▼

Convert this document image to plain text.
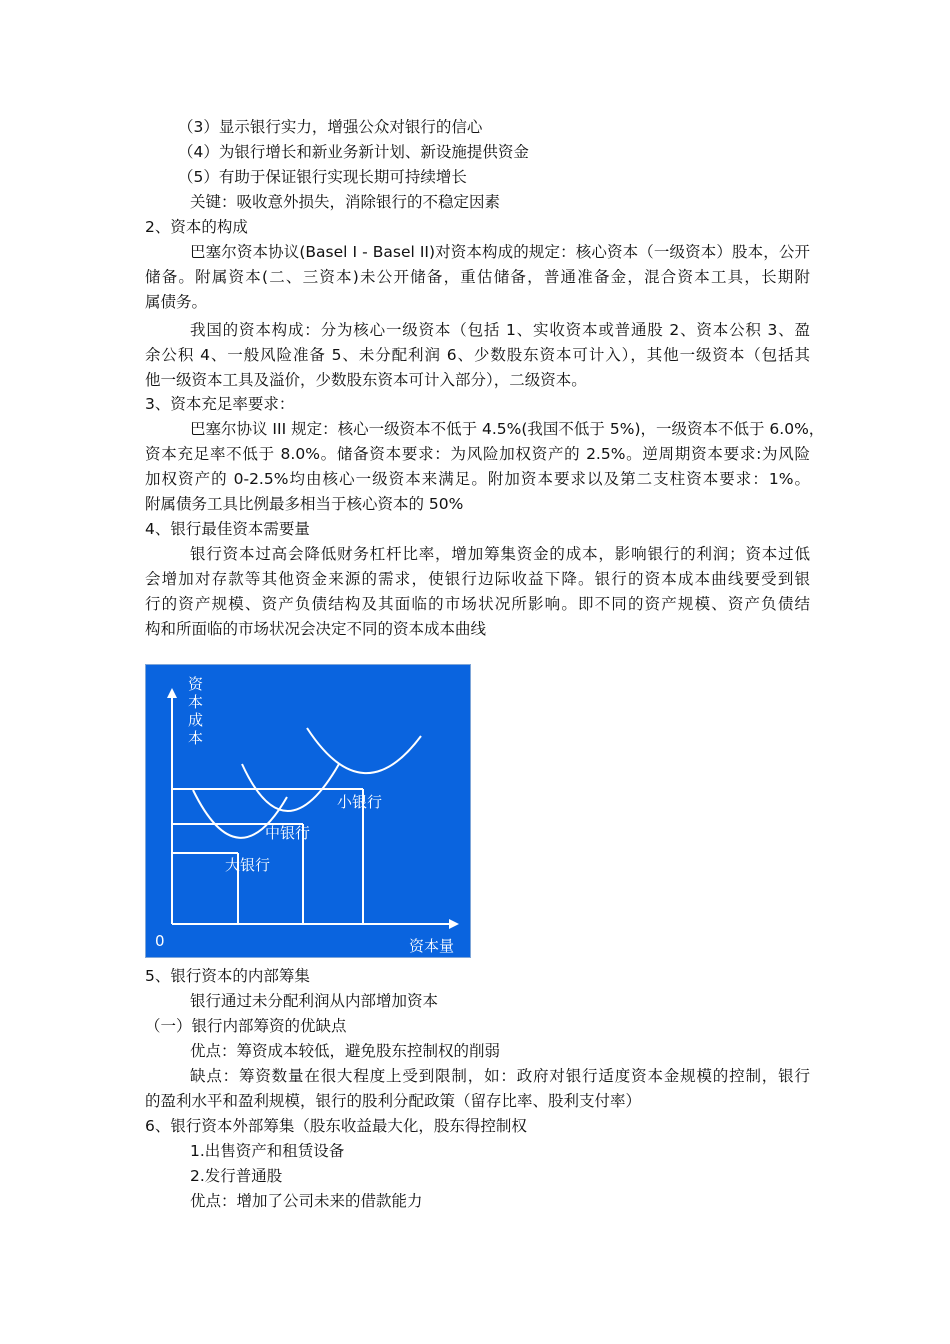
（3）显示银行实力，增强公众对银行的信心
（4）为银行增长和新业务新计划、新设施提供资金
（5）有助于保证银行实现长期可持续增长
关键：吸收意外损失，消除银行的不稳定因素
2、资本的构成
巴塞尔资本协议(Basel I - Basel II)对资本构成的规定：核心资本（一级资本）股本，公开
储备。附属资本(二、三资本)未公开储备，重估储备，普通准备金，混合资本工具，长期附
属债务。
我国的资本构成：分为核心一级资本（包括 1、实收资本或普通股 2、资本公积 3、盈
余公积 4、一般风险准备 5、未分配利润 6、少数股东资本可计入），其他一级资本（包括其
他一级资本工具及溢价，少数股东资本可计入部分），二级资本。
3、资本充足率要求：
巴塞尔协议 III 规定：核心一级资本不低于 4.5%(我国不低于 5%)，一级资本不低于 6.0%，
资本充足率不低于 8.0%。储备资本要求：为风险加权资产的 2.5%。逆周期资本要求:为风险
加权资产的 0-2.5%均由核心一级资本来满足。附加资本要求以及第二支柱资本要求：1%。
附属债务工具比例最多相当于核心资本的 50%
4、银行最佳资本需要量
银行资本过高会降低财务杠杆比率，增加筹集资金的成本，影响银行的利润；资本过低
会增加对存款等其他资金来源的需求，使银行边际收益下降。银行的资本成本曲线要受到银
行的资产规模、资产负债结构及其面临的市场状况所影响。即不同的资产规模、资产负债结
构和所面临的市场状况会决定不同的资本成本曲线
资
本
成
本
小银行
中银行
大银行
资本量
0
5、银行资本的内部筹集
银行通过未分配利润从内部增加资本
（一）银行内部筹资的优缺点
优点：筹资成本较低，避免股东控制权的削弱
缺点：筹资数量在很大程度上受到限制，如：政府对银行适度资本金规模的控制，银行
的盈利水平和盈利规模，银行的股利分配政策（留存比率、股利支付率）
6、银行资本外部筹集（股东收益最大化，股东得控制权
1.出售资产和租赁设备
2.发行普通股
优点：增加了公司未来的借款能力
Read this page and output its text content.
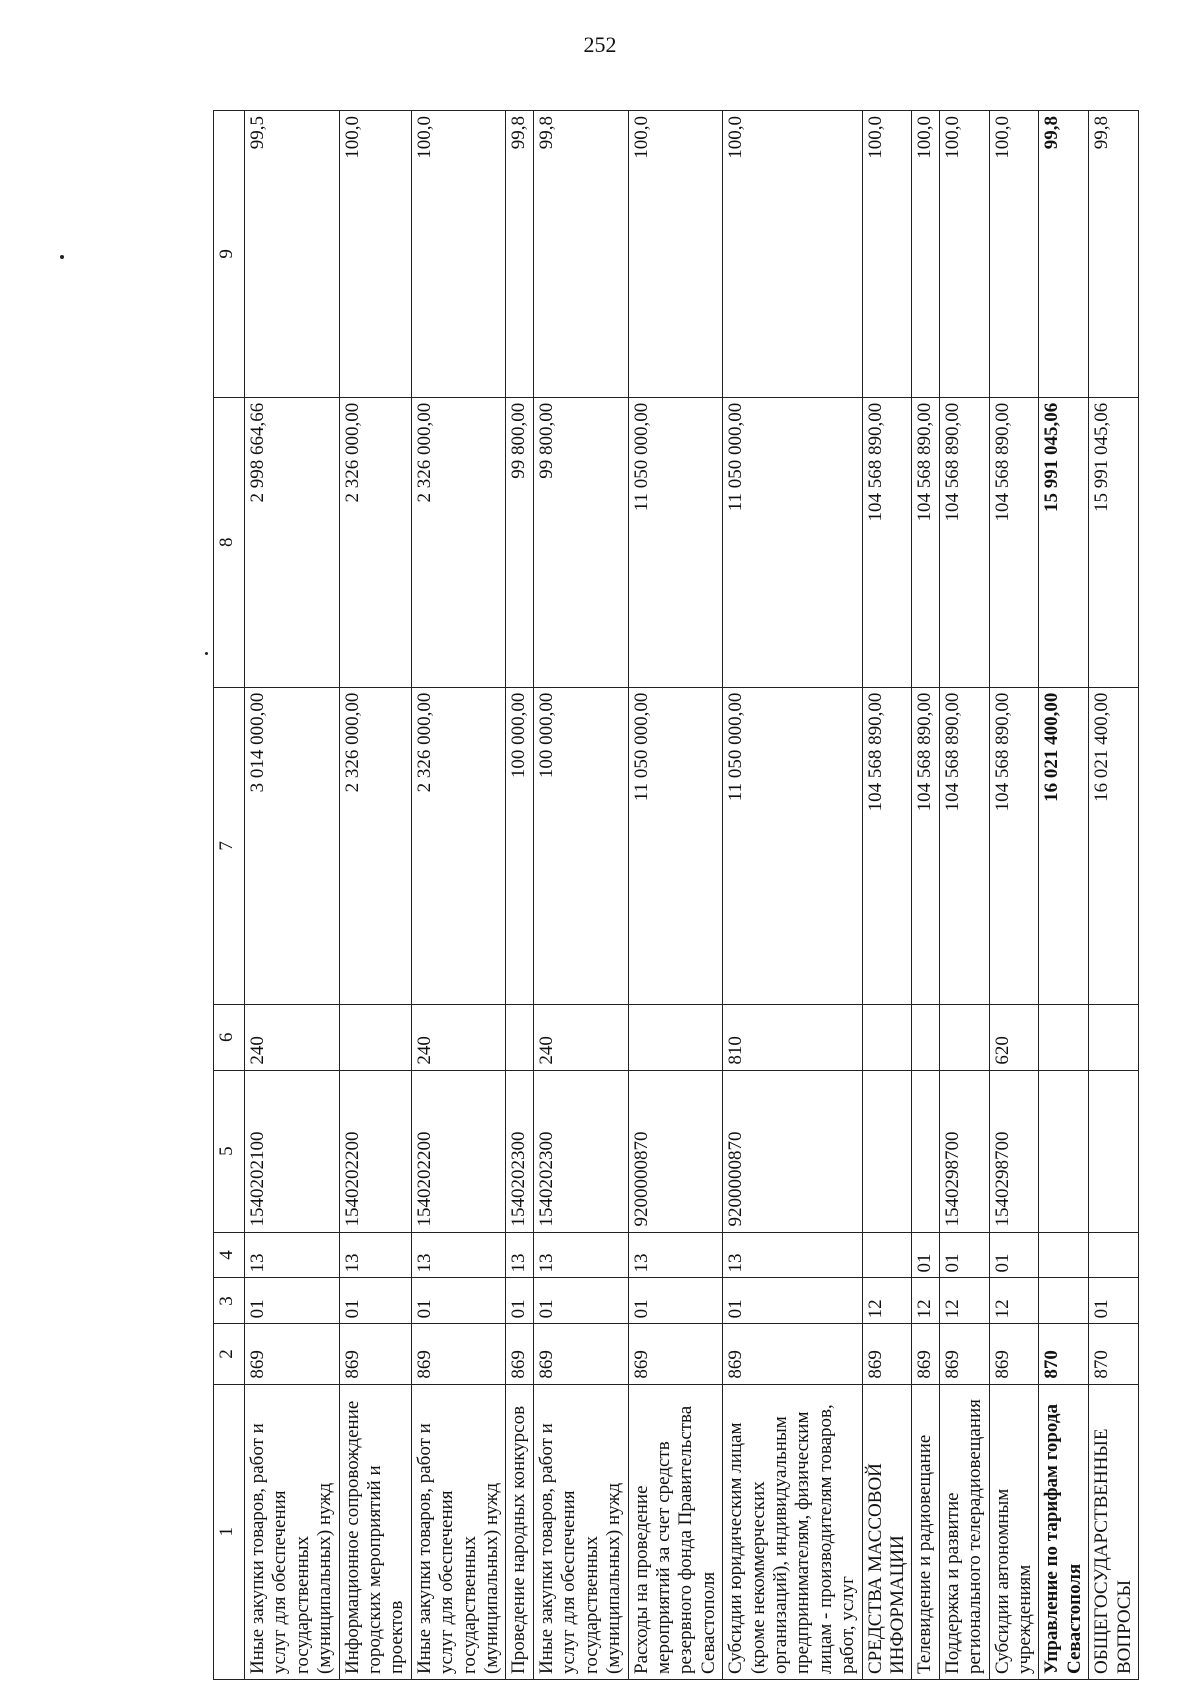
252
1	2	3	4	5	6	7	8	9
Иные закупки товаров, работ и услуг для обеспечения государственных (муниципальных) нужд	869	01	13	1540202100	240	3 014 000,00	2 998 664,66	99,5
Информационное сопровождение городских мероприятий и проектов	869	01	13	1540202200		2 326 000,00	2 326 000,00	100,0
Иные закупки товаров, работ и услуг для обеспечения государственных (муниципальных) нужд	869	01	13	1540202200	240	2 326 000,00	2 326 000,00	100,0
Проведение народных конкурсов	869	01	13	1540202300		100 000,00	99 800,00	99,8
Иные закупки товаров, работ и услуг для обеспечения государственных (муниципальных) нужд	869	01	13	1540202300	240	100 000,00	99 800,00	99,8
Расходы на проведение мероприятий за счет средств резервного фонда Правительства Севастополя	869	01	13	9200000870		11 050 000,00	11 050 000,00	100,0
Субсидии юридическим лицам (кроме некоммерческих организаций), индивидуальным предпринимателям, физическим лицам - производителям товаров, работ, услуг	869	01	13	9200000870	810	11 050 000,00	11 050 000,00	100,0
СРЕДСТВА МАССОВОЙ ИНФОРМАЦИИ	869	12				104 568 890,00	104 568 890,00	100,0
Телевидение и радиовещание	869	12	01			104 568 890,00	104 568 890,00	100,0
Поддержка и развитие регионального телерадиовещания	869	12	01	1540298700		104 568 890,00	104 568 890,00	100,0
Субсидии автономным учреждениям	869	12	01	1540298700	620	104 568 890,00	104 568 890,00	100,0
Управление по тарифам города Севастополя	870					16 021 400,00	15 991 045,06	99,8
ОБЩЕГОСУДАРСТВЕННЫЕ ВОПРОСЫ	870	01				16 021 400,00	15 991 045,06	99,8
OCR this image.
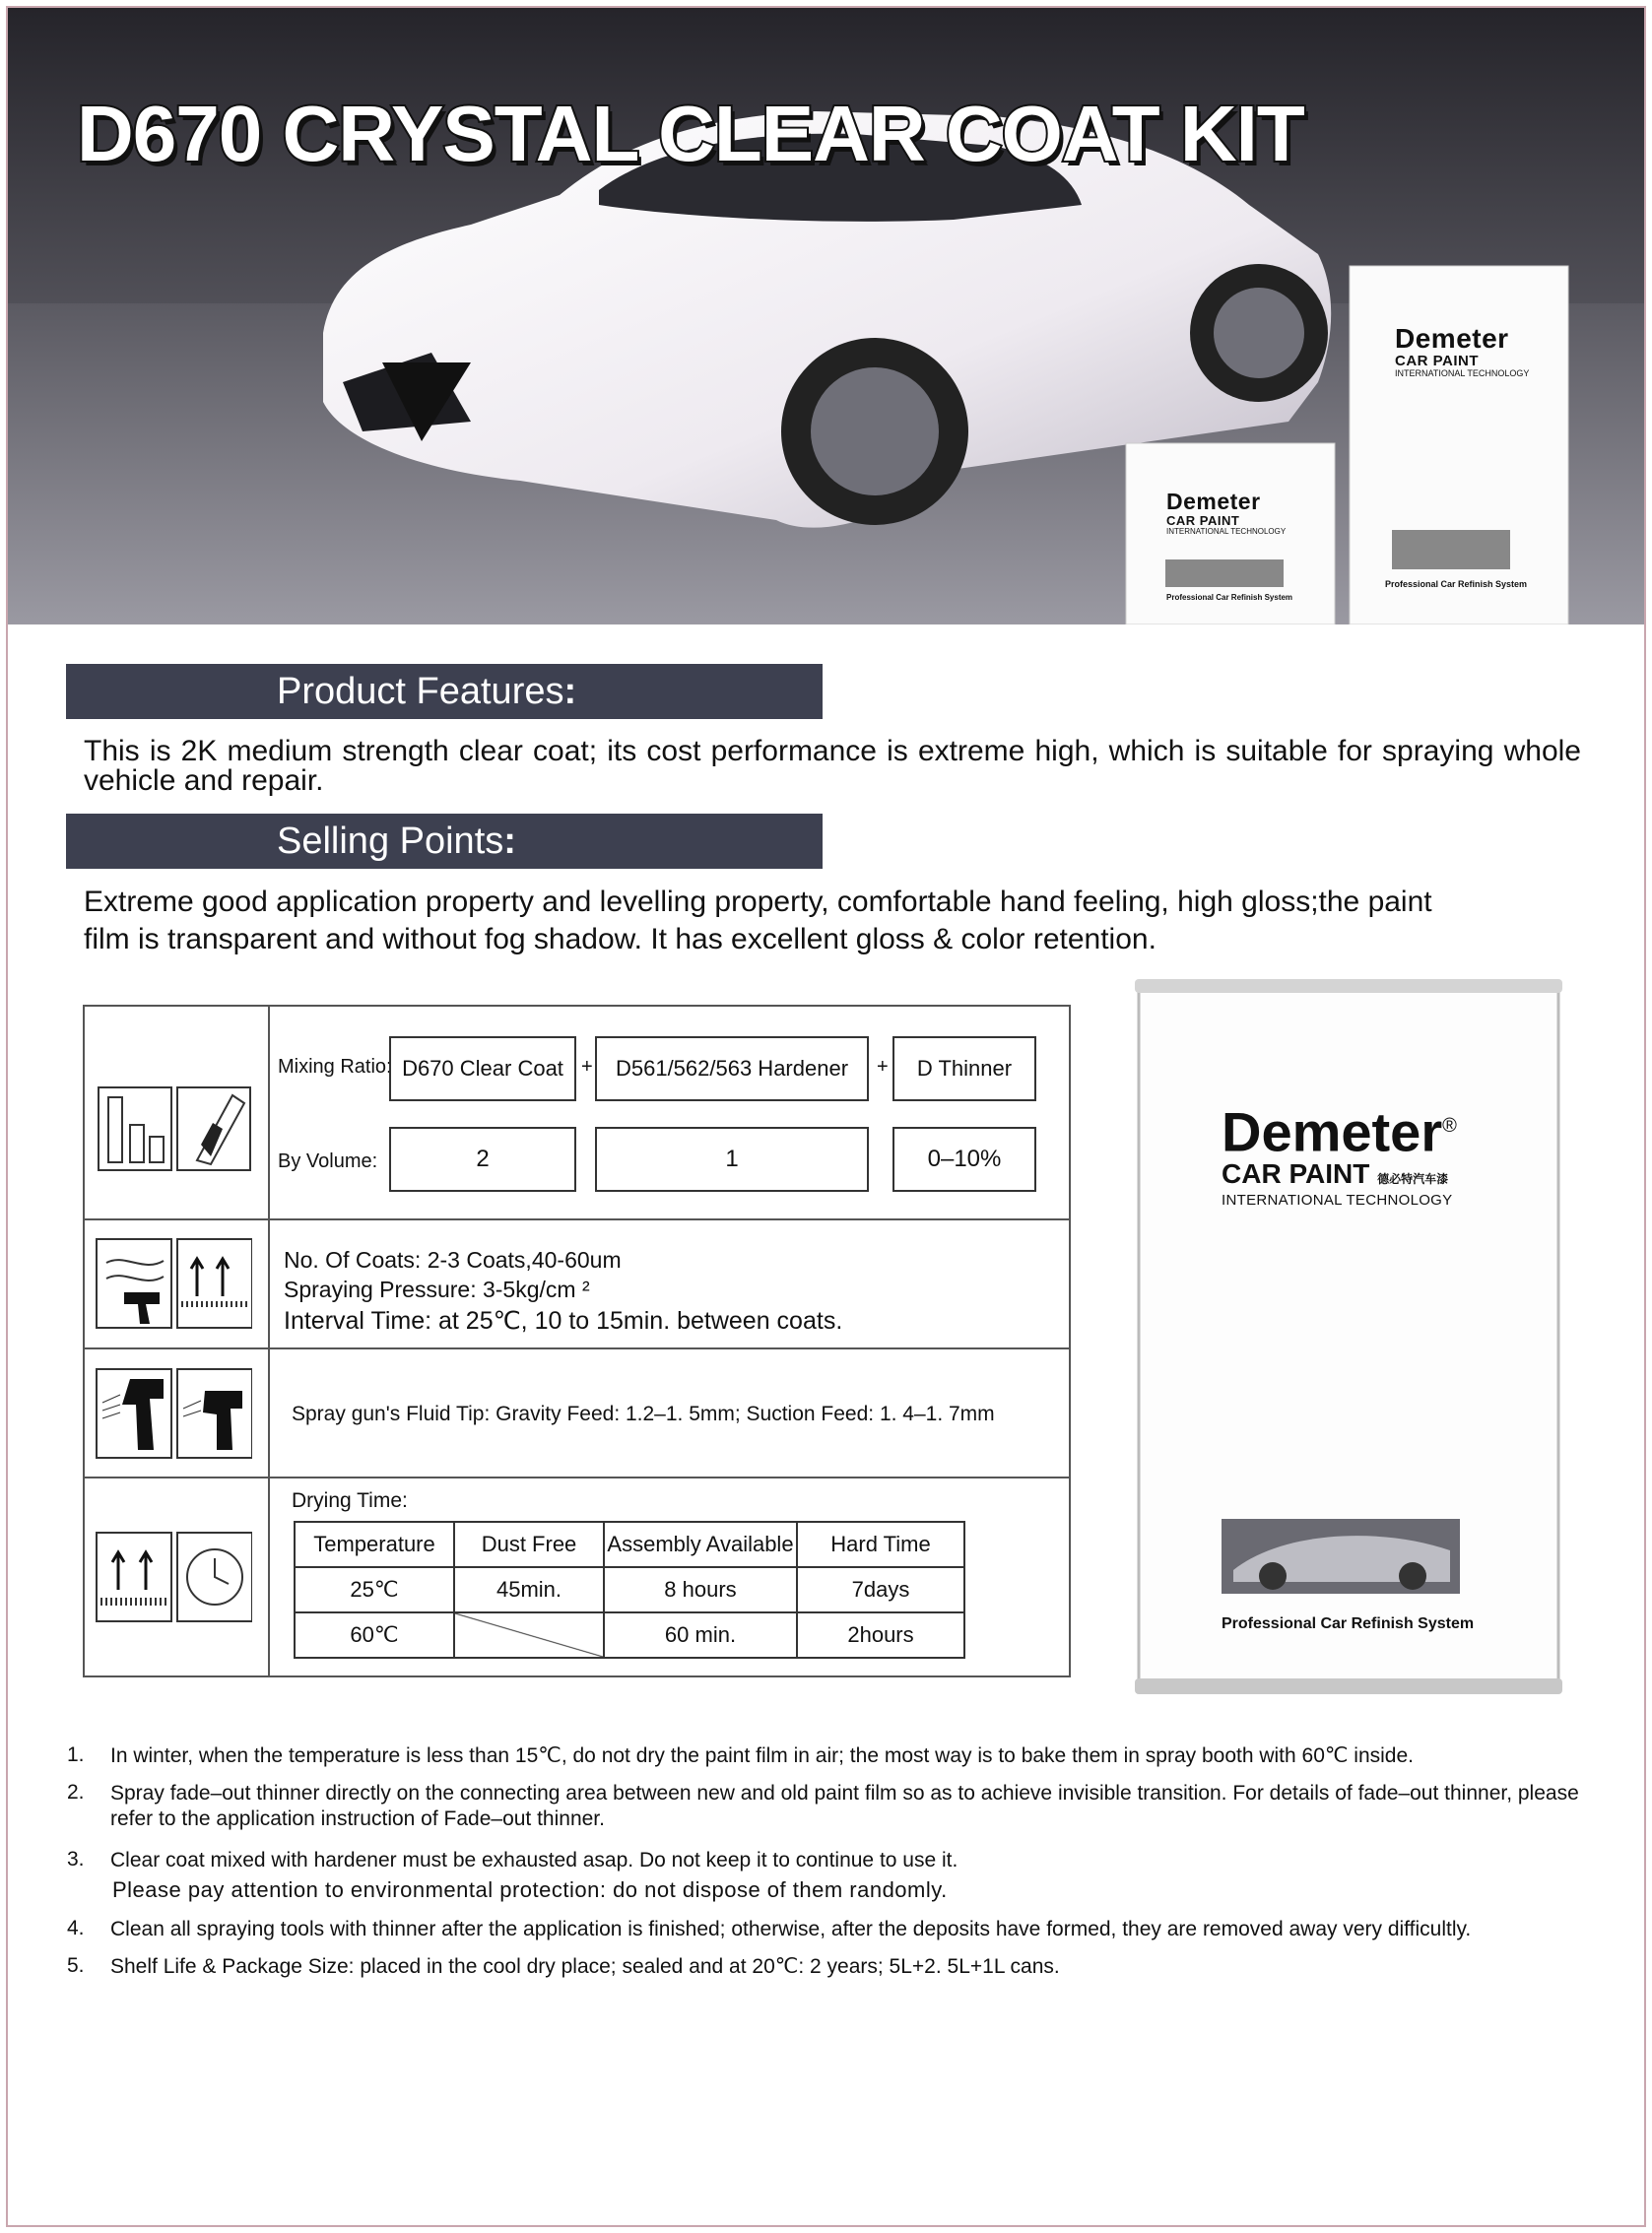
D670 CRYSTAL CLEAR COAT KIT
Demeter
CAR PAINT
INTERNATIONAL TECHNOLOGY
Professional Car Refinish System
Demeter
CAR PAINT
INTERNATIONAL TECHNOLOGY
Professional Car Refinish System
Product Features:
This is 2K medium strength clear coat; its cost performance is extreme high, which is suitable for spraying whole vehicle and repair.
Selling Points:
Extreme good application property and levelling property, comfortable hand feeling, high gloss;the paint
film is transparent and without fog shadow. It has excellent gloss & color retention.
Mixing Ratio: D670 Clear Coat +	D561/562/563 Hardener	+	D Thinner
By Volume:	2	1	0–10%
No. Of Coats: 2-3 Coats,40-60um
Spraying Pressure: 3-5kg/cm ²
Interval Time: at 25℃, 10 to 15min. between coats.
Spray gun's Fluid Tip: Gravity Feed: 1.2–1. 5mm; Suction Feed: 1. 4–1. 7mm
Drying Time:
Temperature	Dust Free	Assembly Available	Hard Time
25℃	45min.	8 hours	7days
60℃		60 min.	2hours
Demeter®
CAR PAINT 德必特汽车漆
INTERNATIONAL TECHNOLOGY
Professional Car Refinish System
1.	In winter, when the temperature is less than 15℃, do not dry the paint film in air; the most way is to bake them in spray booth with 60℃ inside.
2.	Spray fade–out thinner directly on the connecting area between new and old paint film so as to achieve invisible transition. For details of fade–out thinner, please refer to the application instruction of Fade–out thinner.
3.	Clear coat mixed with hardener must be exhausted asap. Do not keep it to continue to use it.
Please pay attention to environmental protection: do not dispose of them randomly.
4.	Clean all spraying tools with thinner after the application is finished; otherwise, after the deposits have formed, they are removed away very difficultly.
5.	Shelf Life & Package Size: placed in the cool dry place; sealed and at 20℃: 2 years; 5L+2. 5L+1L cans.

▲

**Written exercise**
Pictures don't belong in the copy. Transcribe every record exactly as it appears.

**Correct response**
Convert this document image to plain text.
（3）显示银行实力，增强公众对银行的信心
（4）为银行增长和新业务新计划、新设施提供资金
（5）有助于保证银行实现长期可持续增长
关键：吸收意外损失，消除银行的不稳定因素
2、资本的构成
巴塞尔资本协议(Basel I - Basel II)对资本构成的规定：核心资本（一级资本）股本，公开
储备。附属资本(二、三资本)未公开储备，重估储备，普通准备金，混合资本工具，长期附
属债务。
我国的资本构成：分为核心一级资本（包括 1、实收资本或普通股 2、资本公积 3、盈
余公积 4、一般风险准备 5、未分配利润 6、少数股东资本可计入），其他一级资本（包括其
他一级资本工具及溢价，少数股东资本可计入部分），二级资本。
3、资本充足率要求：
巴塞尔协议 III 规定：核心一级资本不低于 4.5%(我国不低于 5%)，一级资本不低于 6.0%，
资本充足率不低于 8.0%。储备资本要求：为风险加权资产的 2.5%。逆周期资本要求:为风险
加权资产的 0-2.5%均由核心一级资本来满足。附加资本要求以及第二支柱资本要求：1%。
附属债务工具比例最多相当于核心资本的 50%
4、银行最佳资本需要量
银行资本过高会降低财务杠杆比率，增加筹集资金的成本，影响银行的利润；资本过低
会增加对存款等其他资金来源的需求，使银行边际收益下降。银行的资本成本曲线要受到银
行的资产规模、资产负债结构及其面临的市场状况所影响。即不同的资产规模、资产负债结
构和所面临的市场状况会决定不同的资本成本曲线
资
本
成
本
小银行
中银行
大银行
资本量
0
5、银行资本的内部筹集
银行通过未分配利润从内部增加资本
（一）银行内部筹资的优缺点
优点：筹资成本较低，避免股东控制权的削弱
缺点：筹资数量在很大程度上受到限制，如：政府对银行适度资本金规模的控制，银行
的盈利水平和盈利规模，银行的股利分配政策（留存比率、股利支付率）
6、银行资本外部筹集（股东收益最大化，股东得控制权
1.出售资产和租赁设备
2.发行普通股
优点：增加了公司未来的借款能力
Read this page and output its text content.
252
1	2	3	4	5	6	7	8	9
Иные закупки товаров, работ и услуг для обеспечения государственных (муниципальных) нужд	869	01	13	1540202100	240	3 014 000,00	2 998 664,66	99,5
Информационное сопровождение городских мероприятий и проектов	869	01	13	1540202200		2 326 000,00	2 326 000,00	100,0
Иные закупки товаров, работ и услуг для обеспечения государственных (муниципальных) нужд	869	01	13	1540202200	240	2 326 000,00	2 326 000,00	100,0
Проведение народных конкурсов	869	01	13	1540202300		100 000,00	99 800,00	99,8
Иные закупки товаров, работ и услуг для обеспечения государственных (муниципальных) нужд	869	01	13	1540202300	240	100 000,00	99 800,00	99,8
Расходы на проведение мероприятий за счет средств резервного фонда Правительства Севастополя	869	01	13	9200000870		11 050 000,00	11 050 000,00	100,0
Субсидии юридическим лицам (кроме некоммерческих организаций), индивидуальным предпринимателям, физическим лицам - производителям товаров, работ, услуг	869	01	13	9200000870	810	11 050 000,00	11 050 000,00	100,0
СРЕДСТВА МАССОВОЙ ИНФОРМАЦИИ	869	12				104 568 890,00	104 568 890,00	100,0
Телевидение и радиовещание	869	12	01			104 568 890,00	104 568 890,00	100,0
Поддержка и развитие регионального телерадиовещания	869	12	01	1540298700		104 568 890,00	104 568 890,00	100,0
Субсидии автономным учреждениям	869	12	01	1540298700	620	104 568 890,00	104 568 890,00	100,0
Управление по тарифам города Севастополя	870					16 021 400,00	15 991 045,06	99,8
ОБЩЕГОСУДАРСТВЕННЫЕ ВОПРОСЫ	870	01				16 021 400,00	15 991 045,06	99,8
OCR this image.
D670 CRYSTAL CLEAR COAT KIT
Demeter
CAR PAINT
INTERNATIONAL TECHNOLOGY
Professional Car Refinish System
Demeter
CAR PAINT
INTERNATIONAL TECHNOLOGY
Professional Car Refinish System
Product Features:
This is 2K medium strength clear coat; its cost performance is extreme high, which is suitable for spraying whole vehicle and repair.
Selling Points:
Extreme good application property and levelling property, comfortable hand feeling, high gloss;the paint
film is transparent and without fog shadow. It has excellent gloss & color retention.
Mixing Ratio: D670 Clear Coat +	D561/562/563 Hardener	+	D Thinner
By Volume:	2	1	0–10%
No. Of Coats: 2-3 Coats,40-60um
Spraying Pressure: 3-5kg/cm ²
Interval Time: at 25℃, 10 to 15min. between coats.
Spray gun's Fluid Tip: Gravity Feed: 1.2–1. 5mm; Suction Feed: 1. 4–1. 7mm
Drying Time:
Temperature	Dust Free	Assembly Available	Hard Time
25℃	45min.	8 hours	7days
60℃		60 min.	2hours
Demeter®
CAR PAINT 德必特汽车漆
INTERNATIONAL TECHNOLOGY
Professional Car Refinish System
1.	In winter, when the temperature is less than 15℃, do not dry the paint film in air; the most way is to bake them in spray booth with 60℃ inside.
2.	Spray fade–out thinner directly on the connecting area between new and old paint film so as to achieve invisible transition. For details of fade–out thinner, please refer to the application instruction of Fade–out thinner.
3.	Clear coat mixed with hardener must be exhausted asap. Do not keep it to continue to use it.
Please pay attention to environmental protection: do not dispose of them randomly.
4.	Clean all spraying tools with thinner after the application is finished; otherwise, after the deposits have formed, they are removed away very difficultly.
5.	Shelf Life & Package Size: placed in the cool dry place; sealed and at 20℃: 2 years; 5L+2. 5L+1L cans.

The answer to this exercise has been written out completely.